start Supplied data

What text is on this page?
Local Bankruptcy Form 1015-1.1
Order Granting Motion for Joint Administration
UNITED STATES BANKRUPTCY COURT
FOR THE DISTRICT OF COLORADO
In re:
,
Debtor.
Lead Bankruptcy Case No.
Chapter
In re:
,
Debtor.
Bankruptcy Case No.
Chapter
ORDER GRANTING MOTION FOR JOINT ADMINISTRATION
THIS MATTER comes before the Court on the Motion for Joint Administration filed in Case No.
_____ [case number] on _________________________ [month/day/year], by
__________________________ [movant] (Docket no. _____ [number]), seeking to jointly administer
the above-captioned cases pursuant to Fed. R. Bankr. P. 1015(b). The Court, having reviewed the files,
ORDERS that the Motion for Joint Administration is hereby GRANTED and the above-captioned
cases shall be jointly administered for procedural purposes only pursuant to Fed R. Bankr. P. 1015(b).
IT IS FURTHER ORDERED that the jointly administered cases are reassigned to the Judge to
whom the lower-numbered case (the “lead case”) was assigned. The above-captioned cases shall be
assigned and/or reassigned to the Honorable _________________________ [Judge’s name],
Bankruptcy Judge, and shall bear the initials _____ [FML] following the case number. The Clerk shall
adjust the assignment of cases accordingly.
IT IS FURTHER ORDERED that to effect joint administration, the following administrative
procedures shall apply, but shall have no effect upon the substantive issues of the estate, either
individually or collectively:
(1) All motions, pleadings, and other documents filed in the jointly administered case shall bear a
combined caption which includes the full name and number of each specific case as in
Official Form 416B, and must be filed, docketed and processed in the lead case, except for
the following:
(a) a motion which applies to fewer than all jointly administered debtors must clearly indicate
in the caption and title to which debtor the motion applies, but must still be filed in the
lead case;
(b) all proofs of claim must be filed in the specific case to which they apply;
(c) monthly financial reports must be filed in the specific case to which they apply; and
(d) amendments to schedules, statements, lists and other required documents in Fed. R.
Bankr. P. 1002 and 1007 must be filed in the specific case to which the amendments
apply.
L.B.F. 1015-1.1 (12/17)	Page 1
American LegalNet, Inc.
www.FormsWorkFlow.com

end Supplied data

Aim of the task: Write out every entry exactly as given.

The reply:
What text is on this page?
Local Bankruptcy Form 1015-1.1
Order Granting Motion for Joint Administration
UNITED STATES BANKRUPTCY COURT
FOR THE DISTRICT OF COLORADO
In re:
,
Debtor.
Lead Bankruptcy Case No.
Chapter
In re:
,
Debtor.
Bankruptcy Case No.
Chapter
ORDER GRANTING MOTION FOR JOINT ADMINISTRATION
THIS MATTER comes before the Court on the Motion for Joint Administration filed in Case No.
_____ [case number] on _________________________ [month/day/year], by
__________________________ [movant] (Docket no. _____ [number]), seeking to jointly administer
the above-captioned cases pursuant to Fed. R. Bankr. P. 1015(b). The Court, having reviewed the files,
ORDERS that the Motion for Joint Administration is hereby GRANTED and the above-captioned
cases shall be jointly administered for procedural purposes only pursuant to Fed R. Bankr. P. 1015(b).
IT IS FURTHER ORDERED that the jointly administered cases are reassigned to the Judge to
whom the lower-numbered case (the “lead case”) was assigned. The above-captioned cases shall be
assigned and/or reassigned to the Honorable _________________________ [Judge’s name],
Bankruptcy Judge, and shall bear the initials _____ [FML] following the case number. The Clerk shall
adjust the assignment of cases accordingly.
IT IS FURTHER ORDERED that to effect joint administration, the following administrative
procedures shall apply, but shall have no effect upon the substantive issues of the estate, either
individually or collectively:
(1) All motions, pleadings, and other documents filed in the jointly administered case shall bear a
combined caption which includes the full name and number of each specific case as in
Official Form 416B, and must be filed, docketed and processed in the lead case, except for
the following:
(a) a motion which applies to fewer than all jointly administered debtors must clearly indicate
in the caption and title to which debtor the motion applies, but must still be filed in the
lead case;
(b) all proofs of claim must be filed in the specific case to which they apply;
(c) monthly financial reports must be filed in the specific case to which they apply; and
(d) amendments to schedules, statements, lists and other required documents in Fed. R.
Bankr. P. 1002 and 1007 must be filed in the specific case to which the amendments
apply.
L.B.F. 1015-1.1 (12/17)	Page 1
American LegalNet, Inc.
www.FormsWorkFlow.com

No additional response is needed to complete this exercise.